Excerpted data:

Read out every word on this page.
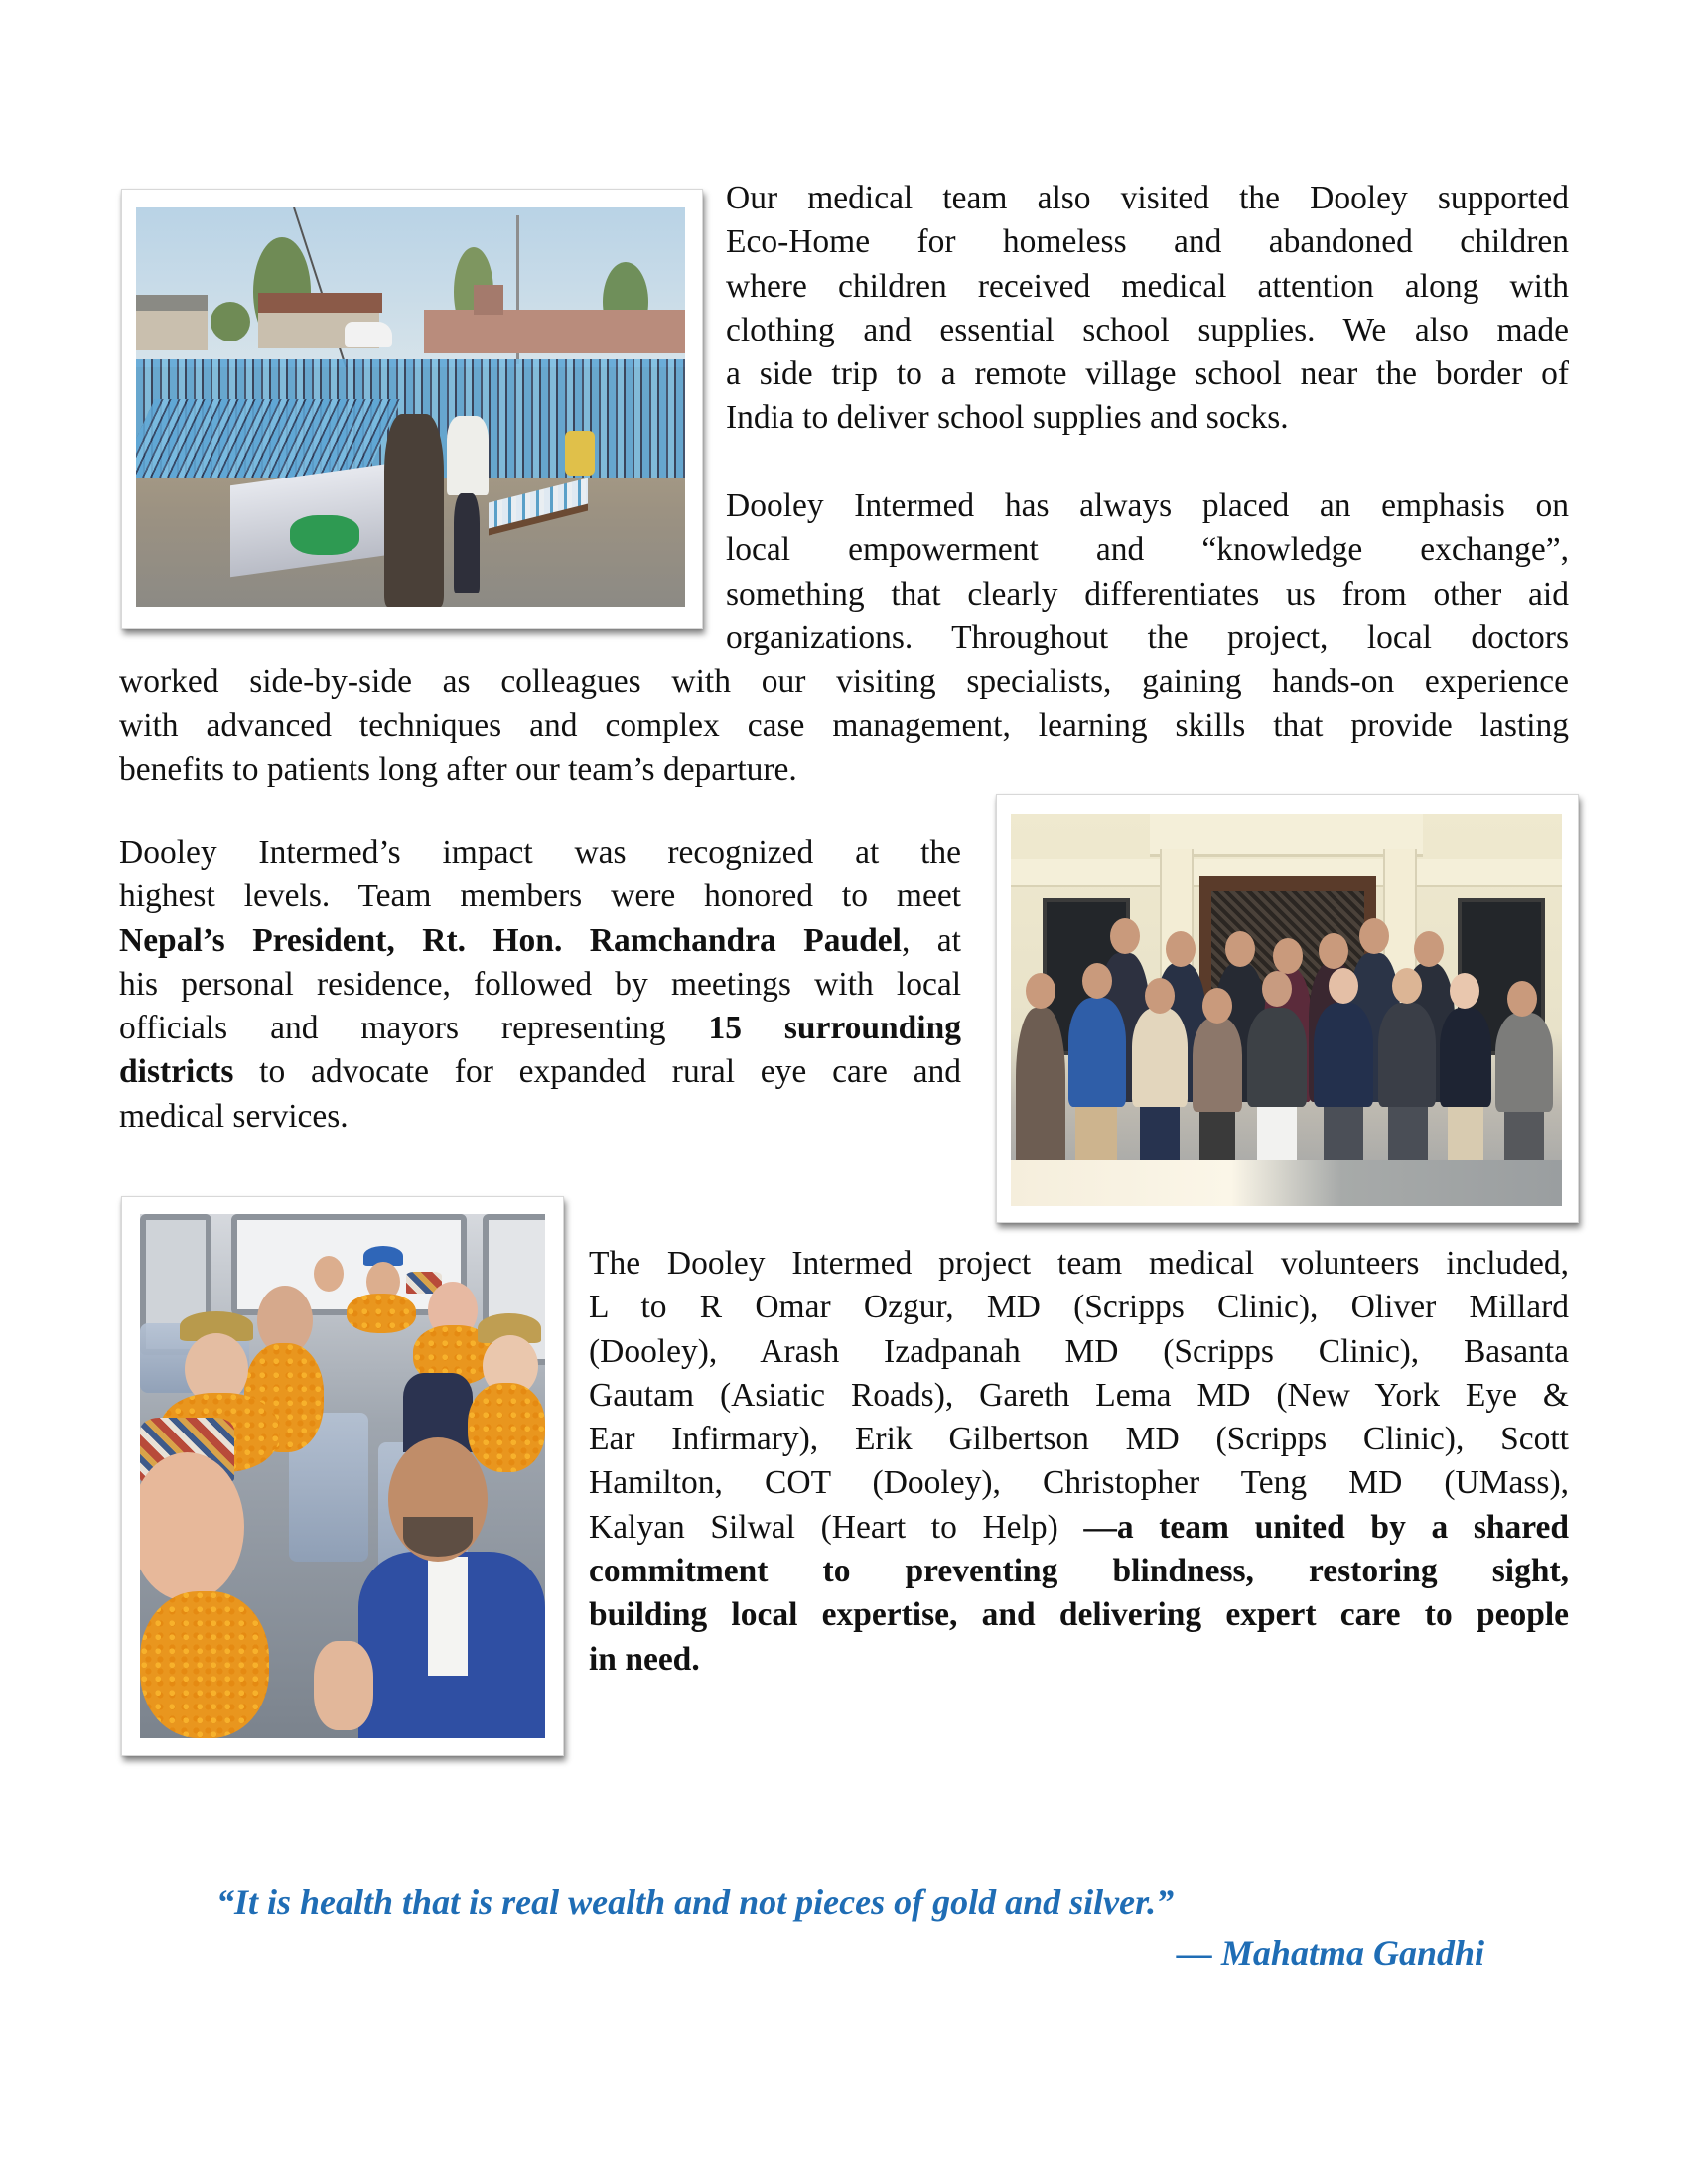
Our medical team also visited the Dooley supported
Eco-Home for homeless and abandoned children
where children received medical attention along with
clothing and essential school supplies. We also made
a side trip to a remote village school near the border of
India to deliver school supplies and socks.
Dooley Intermed has always placed an emphasis on
local empowerment and “knowledge exchange”,
something that clearly differentiates us from other aid
organizations. Throughout the project, local doctors
worked side-by-side as colleagues with our visiting specialists, gaining hands-on experience
with advanced techniques and complex case management, learning skills that provide lasting
benefits to patients long after our team’s departure.
Dooley Intermed’s impact was recognized at the
highest levels. Team members were honored to meet
Nepal’s President, Rt. Hon. Ramchandra Paudel, at
his personal residence, followed by meetings with local
officials and mayors representing 15 surrounding
districts to advocate for expanded rural eye care and
medical services.
The Dooley Intermed project team medical volunteers included,
L to R Omar Ozgur, MD (Scripps Clinic), Oliver Millard
(Dooley), Arash Izadpanah MD (Scripps Clinic), Basanta
Gautam (Asiatic Roads), Gareth Lema MD (New York Eye &
Ear Infirmary), Erik Gilbertson MD (Scripps Clinic), Scott
Hamilton, COT (Dooley), Christopher Teng MD (UMass),
Kalyan Silwal (Heart to Help) —a team united by a shared
commitment to preventing blindness, restoring sight,
building local expertise, and delivering expert care to people
in need.
“It is health that is real wealth and not pieces of gold and silver.”
— Mahatma Gandhi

What needs to be done: Everything in the records except the pictures should be printed again exactly.

Response:
Read out every word on this page.
Our medical team also visited the Dooley supported
Eco-Home for homeless and abandoned children
where children received medical attention along with
clothing and essential school supplies. We also made
a side trip to a remote village school near the border of
India to deliver school supplies and socks.
Dooley Intermed has always placed an emphasis on
local empowerment and “knowledge exchange”,
something that clearly differentiates us from other aid
organizations. Throughout the project, local doctors
worked side-by-side as colleagues with our visiting specialists, gaining hands-on experience
with advanced techniques and complex case management, learning skills that provide lasting
benefits to patients long after our team’s departure.
Dooley Intermed’s impact was recognized at the
highest levels. Team members were honored to meet
Nepal’s President, Rt. Hon. Ramchandra Paudel, at
his personal residence, followed by meetings with local
officials and mayors representing 15 surrounding
districts to advocate for expanded rural eye care and
medical services.
The Dooley Intermed project team medical volunteers included,
L to R Omar Ozgur, MD (Scripps Clinic), Oliver Millard
(Dooley), Arash Izadpanah MD (Scripps Clinic), Basanta
Gautam (Asiatic Roads), Gareth Lema MD (New York Eye &
Ear Infirmary), Erik Gilbertson MD (Scripps Clinic), Scott
Hamilton, COT (Dooley), Christopher Teng MD (UMass),
Kalyan Silwal (Heart to Help) —a team united by a shared
commitment to preventing blindness, restoring sight,
building local expertise, and delivering expert care to people
in need.
“It is health that is real wealth and not pieces of gold and silver.”
— Mahatma Gandhi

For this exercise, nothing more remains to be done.